[QGIS-Developer] QGIS and QLocale handling not used?

Richard Duivenvoorde rdmailings at duif.net
Mon Oct 2 01:07:41 PDT 2017


Yes, it always becomes messy with those different systems. Google for
'excel'-questions about number format :-)

For what I think now (after some quick research)

- internally all programming languages use point anyway
- locale is only for formatting (number and date-time strings) purposes
that you need the locale setting
Eg depending on your locale in Python, a number like 1.23e3 using
locale.atof() will be outputted as 1,230 in eu-locales and 1.230 in us ones.
- in The Netherlands most government officials have Dutch Windows
workstations: QGIS (and Office etc) will start up in dutch locale. So I
think(!) most people are then used to a comma as separator. But I also
see people struggle with the numberformat when they are sharing data in
spreadsheets etc etc.

My feeling now is that QGIS not really set the locale for Qt, but only
uses the 'language' setting to determine the gui-translations-strings.

IF people really want a localized QGIS, then QGIS should show(!!!) for
example numbers in the attribute table as localized strings (1,0 instead
of 1.0)
I'm not 100% sure others want that, myself I do NOT want comma's...
Not sure what we would have to use in expressions then though.... how
does Excel/Calc handle such things?

I need to do some more testing on different machines with different
locale, but my take now would be:
- Take system locale to know what gui language to use
- Make (2?) options for the locale:
1) a setting to tell load QGIS to be used in a certain language (what it
is now actually)
2) a true locale setting which loads the QtApplication (AND the Python
interpreter) in that locale (defaulting to system). This would make that
QGIS shows DateTime's and numbers in the chosen locale

I also wonder how other non western encodings and right-to-left writing
languages (Farsi eg) normally do these things.... Are they all
'westernized' in their computing? Or do they actually wish that things
were different?

Others?

Regards,

Richard Duivenvoorde


On 02-10-17 07:47, Andreas Neumann wrote:
> Hi,
> 
> It is really a mess. F.e. in Switzerland some cantons use the comma,
> some the decimal point (officially). On the federal level they use the
> comma - I guess this is what Switzerlands official positions is: use the
> comma as decimal separator. BUT: in practice most people I know use the
> point as a decimal separator. See
> also https://en.wikipedia.org/wiki/Decimal_mark
> 
> What a mess. Probably we are the only country listed in both sections:
> comma and the point (depending on the province). I don't know who had
> this brilliant idea that some provinces would use the one and some the
> other.

···

JOB 1
Update the lines of the listing from the line with "Segment this screenshot: for" up to and including the line with "user-card[interactable]: Miriam Iglesias, 44", putting "bounding box" in place of "bbox" and leaving everything else as it is. Do not include the pictures in your answer.
The listing that comes next has nothing to do with the message on QGIS locale handling.

MATERIAL TO PROCESS
···

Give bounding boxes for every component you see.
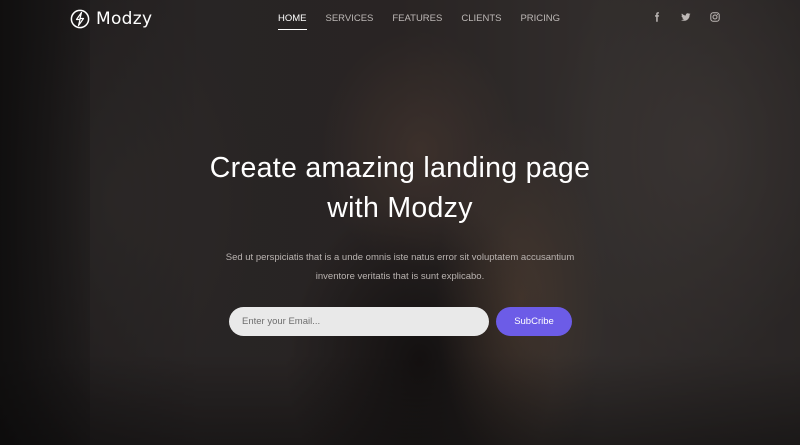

···

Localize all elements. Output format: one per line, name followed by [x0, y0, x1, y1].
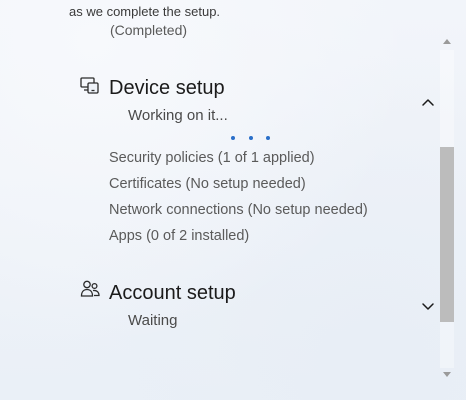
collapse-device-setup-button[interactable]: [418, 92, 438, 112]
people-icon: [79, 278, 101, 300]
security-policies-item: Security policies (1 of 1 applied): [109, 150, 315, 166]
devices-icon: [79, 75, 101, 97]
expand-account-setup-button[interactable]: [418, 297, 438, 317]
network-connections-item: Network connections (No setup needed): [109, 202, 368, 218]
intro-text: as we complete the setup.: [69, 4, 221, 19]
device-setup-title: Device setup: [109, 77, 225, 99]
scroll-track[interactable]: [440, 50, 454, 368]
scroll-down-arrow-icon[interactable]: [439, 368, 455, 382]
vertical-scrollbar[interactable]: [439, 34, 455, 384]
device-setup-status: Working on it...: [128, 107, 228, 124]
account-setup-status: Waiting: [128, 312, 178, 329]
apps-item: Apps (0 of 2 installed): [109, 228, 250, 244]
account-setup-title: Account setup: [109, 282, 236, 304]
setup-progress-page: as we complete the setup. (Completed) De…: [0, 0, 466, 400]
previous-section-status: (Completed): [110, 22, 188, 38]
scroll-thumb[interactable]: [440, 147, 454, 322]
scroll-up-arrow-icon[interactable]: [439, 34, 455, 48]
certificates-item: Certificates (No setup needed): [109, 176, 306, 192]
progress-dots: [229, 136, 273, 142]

···

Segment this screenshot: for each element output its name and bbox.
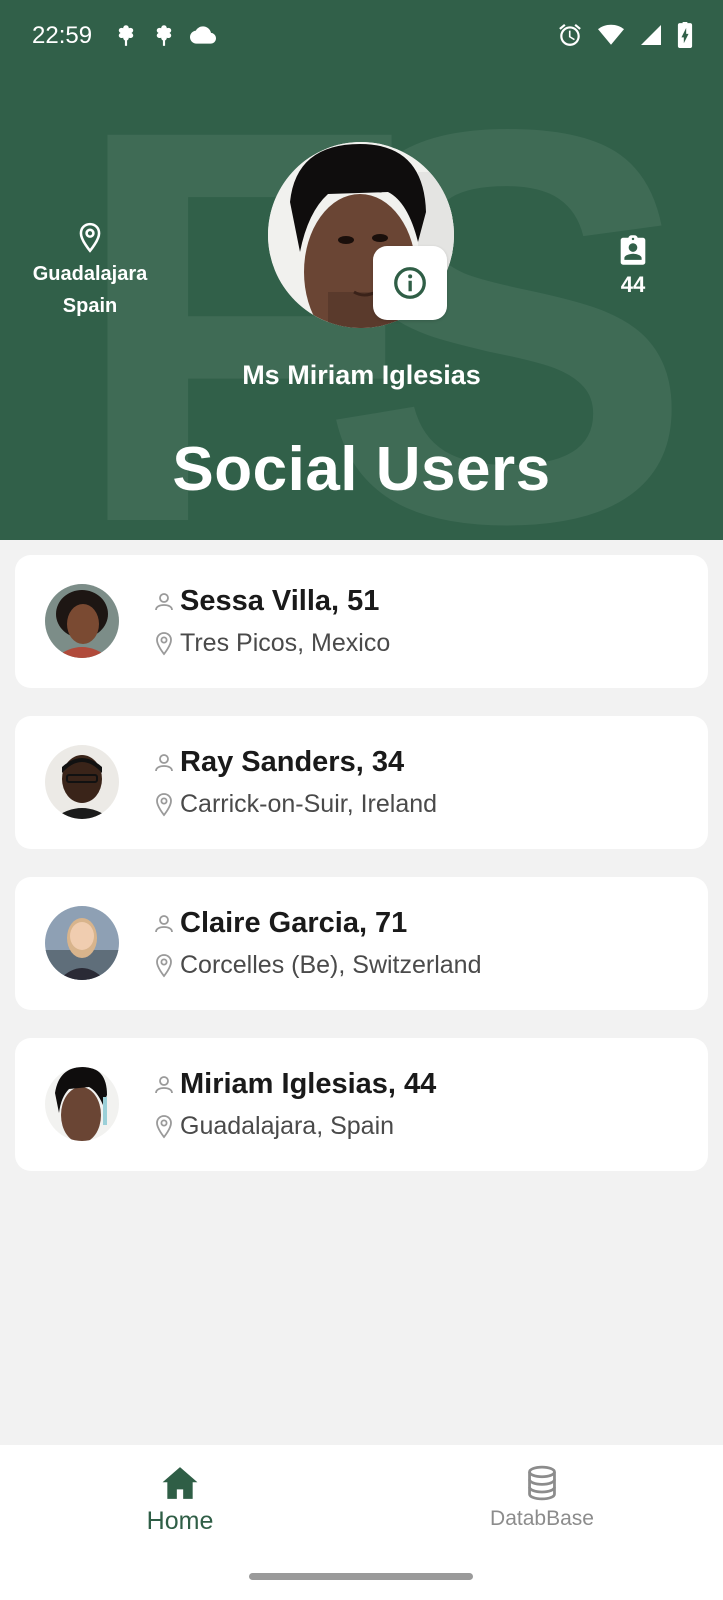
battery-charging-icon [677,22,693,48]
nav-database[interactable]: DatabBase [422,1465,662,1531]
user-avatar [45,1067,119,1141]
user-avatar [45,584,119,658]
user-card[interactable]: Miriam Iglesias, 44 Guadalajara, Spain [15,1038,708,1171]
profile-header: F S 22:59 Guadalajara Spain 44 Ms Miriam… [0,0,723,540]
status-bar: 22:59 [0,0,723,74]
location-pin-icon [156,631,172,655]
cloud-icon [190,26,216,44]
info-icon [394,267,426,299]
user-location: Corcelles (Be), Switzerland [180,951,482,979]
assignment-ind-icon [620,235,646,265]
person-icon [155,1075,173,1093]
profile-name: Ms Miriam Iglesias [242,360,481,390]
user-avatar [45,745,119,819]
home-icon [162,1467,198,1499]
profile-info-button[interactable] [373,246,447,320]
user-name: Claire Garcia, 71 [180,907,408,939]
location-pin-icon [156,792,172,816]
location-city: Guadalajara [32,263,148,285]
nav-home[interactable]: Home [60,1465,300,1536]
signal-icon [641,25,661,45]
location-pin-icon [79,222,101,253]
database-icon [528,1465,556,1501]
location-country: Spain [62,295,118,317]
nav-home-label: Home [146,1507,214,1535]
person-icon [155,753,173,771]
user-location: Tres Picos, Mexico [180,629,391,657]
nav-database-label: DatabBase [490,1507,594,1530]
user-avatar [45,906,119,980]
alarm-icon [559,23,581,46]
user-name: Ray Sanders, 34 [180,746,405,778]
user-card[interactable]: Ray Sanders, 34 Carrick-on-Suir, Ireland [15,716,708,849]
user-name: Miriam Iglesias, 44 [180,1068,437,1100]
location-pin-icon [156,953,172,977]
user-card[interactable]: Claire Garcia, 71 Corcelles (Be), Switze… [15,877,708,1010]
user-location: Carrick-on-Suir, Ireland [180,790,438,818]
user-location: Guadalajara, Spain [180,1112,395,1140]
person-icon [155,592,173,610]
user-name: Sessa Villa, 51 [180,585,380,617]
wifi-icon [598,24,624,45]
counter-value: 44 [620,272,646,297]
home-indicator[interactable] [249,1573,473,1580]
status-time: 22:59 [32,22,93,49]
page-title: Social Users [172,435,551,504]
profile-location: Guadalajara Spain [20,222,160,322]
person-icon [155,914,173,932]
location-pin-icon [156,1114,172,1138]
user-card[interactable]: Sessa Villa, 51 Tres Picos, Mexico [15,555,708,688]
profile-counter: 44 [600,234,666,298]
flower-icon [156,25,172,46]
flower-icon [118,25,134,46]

···

JOB 2
Continue the mailing-list message on QGIS locale handling from the point where it stops.

TASK OUTPUT 1
Segment this screenshot: for each element output its name and bounding box.
battery-charging-icon [677,22,693,48]
nav-database[interactable]: DatabBase [422,1465,662,1531]
user-avatar [45,1067,119,1141]
user-avatar [45,584,119,658]
user-card[interactable]: Miriam Iglesias, 44 Guadalajara, Spain [15,1038,708,1171]

TASK OUTPUT 2
> 
> If someone works on locale changes, I would propose that there would be
> a separate setting where people can choose if they want the point or the
> comma as a decimal separator.
> 
> Thanks and greetings,
> 
> Andreas
> 
> 
> On 2017-10-02 01:21, Nyall Dawson wrote:
> 
>> On 30 September 2017 at 21:22, Richard Duivenvoorde
>> <rdmailings at duif.net <mailto:rdmailings at duif.net>> wrote:
>>> On 30-09-17 10:18, Richard Duivenvoorde wrote:
>>>
>>>> Given QGIS is used in so many different languages/locales, I think QGIS3
>>>> is the right time to handle this in a proper way?
>>>>
>>>> Or is my testing just plain wrong :-)
>>>
>>> Ok, see comments at the issue [0], I think there is nothing wrong with
>>> the separator handling of the delimitedtextprovider.
>>> It would be cool though if the dialog would check the 'Decimal separator
>>> is comma' when the locale is european (and maybe show the locale
>>> there...)
>>>
>>> And my test was plain wrong: 1,0 will NEVER be a valid float in Python.
>>> '1,0' is, if you have the right locale, see [1]
>>> Note that this is about plain Python. In our case there is Qt in
>>> between...
>>>
>>> I think though that changing the locale and then asking for the locale
>>> in QGIS should show the locale used.
>>>
>>> I hope somebody can tell something about this?
>>
>> I tried to clear up some of these issues during the Nodebo hackfest, but:
>>
>> 1. coming from a locale which uses the NORMAL "." as decimal
>> separator, I have no idea what the expected/proper behavior should be
>> for locales which use ","
>>
>> 2. no-one I asked from these locales could even give me a definitive
>> answer about what the correct behavior is
>>
>> So I quickly decided to let someone else handle this mess ;)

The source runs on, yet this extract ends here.